Goal: From the listing below, pull out the lines that hold "보유자산".
—————
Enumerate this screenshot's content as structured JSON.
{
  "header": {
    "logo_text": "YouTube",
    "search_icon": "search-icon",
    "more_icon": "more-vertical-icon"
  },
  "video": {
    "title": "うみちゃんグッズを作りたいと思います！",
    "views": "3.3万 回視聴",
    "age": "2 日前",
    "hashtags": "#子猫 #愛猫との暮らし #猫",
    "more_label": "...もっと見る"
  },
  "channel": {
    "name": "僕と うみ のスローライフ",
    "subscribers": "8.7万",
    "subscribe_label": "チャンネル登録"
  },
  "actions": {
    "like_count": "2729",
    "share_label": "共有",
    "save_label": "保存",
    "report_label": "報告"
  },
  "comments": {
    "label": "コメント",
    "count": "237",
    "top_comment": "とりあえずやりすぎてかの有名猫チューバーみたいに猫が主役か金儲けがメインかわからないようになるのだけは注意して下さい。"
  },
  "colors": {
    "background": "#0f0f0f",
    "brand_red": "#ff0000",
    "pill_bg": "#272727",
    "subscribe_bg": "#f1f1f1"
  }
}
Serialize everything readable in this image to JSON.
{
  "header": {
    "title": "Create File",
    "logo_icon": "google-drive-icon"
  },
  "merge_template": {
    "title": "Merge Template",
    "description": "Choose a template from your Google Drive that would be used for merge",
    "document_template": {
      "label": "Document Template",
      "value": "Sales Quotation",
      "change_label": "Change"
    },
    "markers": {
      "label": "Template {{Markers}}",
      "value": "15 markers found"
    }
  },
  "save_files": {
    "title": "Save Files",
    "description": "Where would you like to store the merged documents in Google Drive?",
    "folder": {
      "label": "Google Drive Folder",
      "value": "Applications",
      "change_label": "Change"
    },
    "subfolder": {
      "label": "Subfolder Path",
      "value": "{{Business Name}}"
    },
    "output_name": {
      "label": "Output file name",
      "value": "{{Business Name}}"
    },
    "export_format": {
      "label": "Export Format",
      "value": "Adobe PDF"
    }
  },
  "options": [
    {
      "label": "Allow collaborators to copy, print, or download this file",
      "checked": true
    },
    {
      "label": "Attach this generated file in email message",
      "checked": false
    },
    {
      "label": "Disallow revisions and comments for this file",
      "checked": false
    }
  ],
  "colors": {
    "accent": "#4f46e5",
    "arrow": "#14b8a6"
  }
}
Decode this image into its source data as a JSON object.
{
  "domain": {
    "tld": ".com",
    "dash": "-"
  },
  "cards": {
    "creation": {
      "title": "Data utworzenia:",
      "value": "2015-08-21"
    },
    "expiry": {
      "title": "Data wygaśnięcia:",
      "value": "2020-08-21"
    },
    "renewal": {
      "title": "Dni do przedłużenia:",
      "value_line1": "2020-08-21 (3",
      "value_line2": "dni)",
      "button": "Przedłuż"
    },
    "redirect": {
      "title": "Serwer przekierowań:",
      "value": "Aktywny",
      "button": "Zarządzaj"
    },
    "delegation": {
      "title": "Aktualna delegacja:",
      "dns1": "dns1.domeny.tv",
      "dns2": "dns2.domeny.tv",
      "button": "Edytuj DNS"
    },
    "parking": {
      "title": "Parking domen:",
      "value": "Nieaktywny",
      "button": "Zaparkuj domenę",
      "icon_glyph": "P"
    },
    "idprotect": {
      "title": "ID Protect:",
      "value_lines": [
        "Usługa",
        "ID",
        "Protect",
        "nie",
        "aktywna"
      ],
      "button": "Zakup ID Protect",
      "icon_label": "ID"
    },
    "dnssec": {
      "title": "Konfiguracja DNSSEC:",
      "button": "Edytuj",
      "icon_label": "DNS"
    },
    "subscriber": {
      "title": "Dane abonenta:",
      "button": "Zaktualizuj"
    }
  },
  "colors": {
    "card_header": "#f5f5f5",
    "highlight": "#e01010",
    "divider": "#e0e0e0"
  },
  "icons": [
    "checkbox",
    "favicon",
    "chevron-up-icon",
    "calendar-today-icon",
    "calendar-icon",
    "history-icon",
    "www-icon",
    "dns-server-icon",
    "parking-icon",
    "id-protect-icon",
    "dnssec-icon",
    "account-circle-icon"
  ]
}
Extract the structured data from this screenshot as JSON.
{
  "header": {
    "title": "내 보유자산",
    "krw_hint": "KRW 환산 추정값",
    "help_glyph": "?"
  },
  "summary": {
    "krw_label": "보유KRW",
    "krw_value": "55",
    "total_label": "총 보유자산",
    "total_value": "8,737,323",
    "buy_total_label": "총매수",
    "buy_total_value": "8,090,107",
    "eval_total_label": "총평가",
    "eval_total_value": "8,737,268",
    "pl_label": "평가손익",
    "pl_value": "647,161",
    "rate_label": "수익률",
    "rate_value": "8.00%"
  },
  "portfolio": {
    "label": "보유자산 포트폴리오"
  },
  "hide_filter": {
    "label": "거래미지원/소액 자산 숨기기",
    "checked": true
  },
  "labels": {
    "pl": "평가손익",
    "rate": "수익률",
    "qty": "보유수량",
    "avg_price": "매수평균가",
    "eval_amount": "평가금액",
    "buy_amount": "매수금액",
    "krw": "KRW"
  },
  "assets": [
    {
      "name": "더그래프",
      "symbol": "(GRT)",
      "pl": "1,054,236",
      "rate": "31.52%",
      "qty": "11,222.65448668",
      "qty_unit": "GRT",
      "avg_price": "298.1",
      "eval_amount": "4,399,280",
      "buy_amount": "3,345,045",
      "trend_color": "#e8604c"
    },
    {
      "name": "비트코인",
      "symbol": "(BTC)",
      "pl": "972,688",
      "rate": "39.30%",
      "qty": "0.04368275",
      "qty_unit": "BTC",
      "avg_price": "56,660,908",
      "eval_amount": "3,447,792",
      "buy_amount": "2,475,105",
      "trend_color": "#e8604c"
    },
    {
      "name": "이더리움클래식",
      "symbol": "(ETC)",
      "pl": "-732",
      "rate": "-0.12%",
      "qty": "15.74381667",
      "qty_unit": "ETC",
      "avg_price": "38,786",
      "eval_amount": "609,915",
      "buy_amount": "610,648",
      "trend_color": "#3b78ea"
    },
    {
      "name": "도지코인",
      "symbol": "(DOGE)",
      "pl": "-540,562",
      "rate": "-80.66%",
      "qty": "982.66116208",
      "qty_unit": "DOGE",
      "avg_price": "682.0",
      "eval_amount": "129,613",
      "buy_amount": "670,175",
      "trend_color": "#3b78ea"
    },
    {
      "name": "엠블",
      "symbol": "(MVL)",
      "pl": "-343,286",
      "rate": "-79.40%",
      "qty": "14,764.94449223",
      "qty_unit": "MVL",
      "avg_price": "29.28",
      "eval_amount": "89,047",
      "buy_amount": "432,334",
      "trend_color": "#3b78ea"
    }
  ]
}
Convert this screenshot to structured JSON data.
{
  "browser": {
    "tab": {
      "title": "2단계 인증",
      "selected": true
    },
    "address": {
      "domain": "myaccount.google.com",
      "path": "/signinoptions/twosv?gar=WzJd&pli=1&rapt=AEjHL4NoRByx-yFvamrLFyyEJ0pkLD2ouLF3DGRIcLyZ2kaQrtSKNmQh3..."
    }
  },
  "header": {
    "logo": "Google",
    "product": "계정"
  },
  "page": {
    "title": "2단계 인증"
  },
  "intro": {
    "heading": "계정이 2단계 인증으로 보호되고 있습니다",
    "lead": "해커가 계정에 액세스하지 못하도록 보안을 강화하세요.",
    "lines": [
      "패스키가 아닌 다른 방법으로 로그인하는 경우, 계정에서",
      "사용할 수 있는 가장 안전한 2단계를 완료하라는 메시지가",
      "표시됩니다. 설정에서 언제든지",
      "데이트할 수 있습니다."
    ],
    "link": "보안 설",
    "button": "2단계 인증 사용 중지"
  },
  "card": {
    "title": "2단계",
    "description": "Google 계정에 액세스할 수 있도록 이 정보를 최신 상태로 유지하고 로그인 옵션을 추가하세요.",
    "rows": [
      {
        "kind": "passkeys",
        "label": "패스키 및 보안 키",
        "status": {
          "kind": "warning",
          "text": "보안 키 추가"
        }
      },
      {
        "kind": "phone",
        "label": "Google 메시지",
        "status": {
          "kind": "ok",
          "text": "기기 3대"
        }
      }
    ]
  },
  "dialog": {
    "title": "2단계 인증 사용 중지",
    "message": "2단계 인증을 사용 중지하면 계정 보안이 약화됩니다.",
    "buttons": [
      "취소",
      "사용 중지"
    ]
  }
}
—————
Worked solution:
    "title": "내 보유자산",
    "total_label": "총 보유자산",
    "label": "보유자산 포트폴리오"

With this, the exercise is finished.